- Records to use:
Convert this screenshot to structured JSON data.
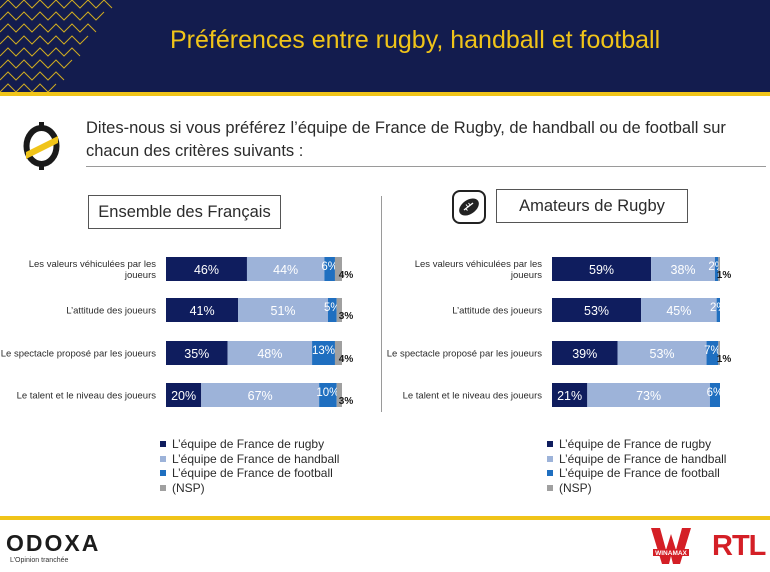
{
  "header": {
    "title": "Préférences entre rugby, handball et football"
  },
  "question": "Dites-nous si vous préférez l’équipe de France de Rugby, de handball ou de football sur chacun des critères suivants :",
  "colors": {
    "rugby": "#0f1d5e",
    "handball": "#9db3d9",
    "football": "#1f6fc0",
    "nsp": "#a0a0a0",
    "accent": "#f0c419",
    "navy": "#131c4e"
  },
  "chart_data": [
    {
      "type": "bar",
      "orientation": "horizontal",
      "stacked": true,
      "title": "Ensemble des Français",
      "categories": [
        "Les valeurs véhiculées par les joueurs",
        "L’attitude des joueurs",
        "Le spectacle proposé par les joueurs",
        "Le talent et le niveau des joueurs"
      ],
      "series": [
        {
          "name": "L’équipe de France de rugby",
          "values": [
            46,
            41,
            35,
            20
          ]
        },
        {
          "name": "L’équipe de France de handball",
          "values": [
            44,
            51,
            48,
            67
          ]
        },
        {
          "name": "L’équipe de France de football",
          "values": [
            6,
            5,
            13,
            10
          ]
        },
        {
          "name": "(NSP)",
          "values": [
            4,
            3,
            4,
            3
          ]
        }
      ],
      "xlim": [
        0,
        100
      ],
      "legend": "bottom"
    },
    {
      "type": "bar",
      "orientation": "horizontal",
      "stacked": true,
      "title": "Amateurs de Rugby",
      "categories": [
        "Les valeurs véhiculées par les joueurs",
        "L’attitude des joueurs",
        "Le spectacle proposé par les joueurs",
        "Le talent et le niveau des joueurs"
      ],
      "series": [
        {
          "name": "L’équipe de France de rugby",
          "values": [
            59,
            53,
            39,
            21
          ]
        },
        {
          "name": "L’équipe de France de handball",
          "values": [
            38,
            45,
            53,
            73
          ]
        },
        {
          "name": "L’équipe de France de football",
          "values": [
            2,
            2,
            7,
            6
          ]
        },
        {
          "name": "(NSP)",
          "values": [
            1,
            0,
            1,
            0
          ]
        }
      ],
      "xlim": [
        0,
        100
      ],
      "legend": "bottom"
    }
  ],
  "footer": {
    "odoxa": "ODOXA",
    "tagline": "L’Opinion tranchée",
    "winamax": "WINAMAX",
    "rtl": "RTL"
  }
}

- Exercise directions:
Every entry should be returned exactly as written, minus the pictures.

- Solution to the problem:
Convert this screenshot to structured JSON data.
{
  "header": {
    "title": "Préférences entre rugby, handball et football"
  },
  "question": "Dites-nous si vous préférez l’équipe de France de Rugby, de handball ou de football sur chacun des critères suivants :",
  "colors": {
    "rugby": "#0f1d5e",
    "handball": "#9db3d9",
    "football": "#1f6fc0",
    "nsp": "#a0a0a0",
    "accent": "#f0c419",
    "navy": "#131c4e"
  },
  "chart_data": [
    {
      "type": "bar",
      "orientation": "horizontal",
      "stacked": true,
      "title": "Ensemble des Français",
      "categories": [
        "Les valeurs véhiculées par les joueurs",
        "L’attitude des joueurs",
        "Le spectacle proposé par les joueurs",
        "Le talent et le niveau des joueurs"
      ],
      "series": [
        {
          "name": "L’équipe de France de rugby",
          "values": [
            46,
            41,
            35,
            20
          ]
        },
        {
          "name": "L’équipe de France de handball",
          "values": [
            44,
            51,
            48,
            67
          ]
        },
        {
          "name": "L’équipe de France de football",
          "values": [
            6,
            5,
            13,
            10
          ]
        },
        {
          "name": "(NSP)",
          "values": [
            4,
            3,
            4,
            3
          ]
        }
      ],
      "xlim": [
        0,
        100
      ],
      "legend": "bottom"
    },
    {
      "type": "bar",
      "orientation": "horizontal",
      "stacked": true,
      "title": "Amateurs de Rugby",
      "categories": [
        "Les valeurs véhiculées par les joueurs",
        "L’attitude des joueurs",
        "Le spectacle proposé par les joueurs",
        "Le talent et le niveau des joueurs"
      ],
      "series": [
        {
          "name": "L’équipe de France de rugby",
          "values": [
            59,
            53,
            39,
            21
          ]
        },
        {
          "name": "L’équipe de France de handball",
          "values": [
            38,
            45,
            53,
            73
          ]
        },
        {
          "name": "L’équipe de France de football",
          "values": [
            2,
            2,
            7,
            6
          ]
        },
        {
          "name": "(NSP)",
          "values": [
            1,
            0,
            1,
            0
          ]
        }
      ],
      "xlim": [
        0,
        100
      ],
      "legend": "bottom"
    }
  ],
  "footer": {
    "odoxa": "ODOXA",
    "tagline": "L’Opinion tranchée",
    "winamax": "WINAMAX",
    "rtl": "RTL"
  }
}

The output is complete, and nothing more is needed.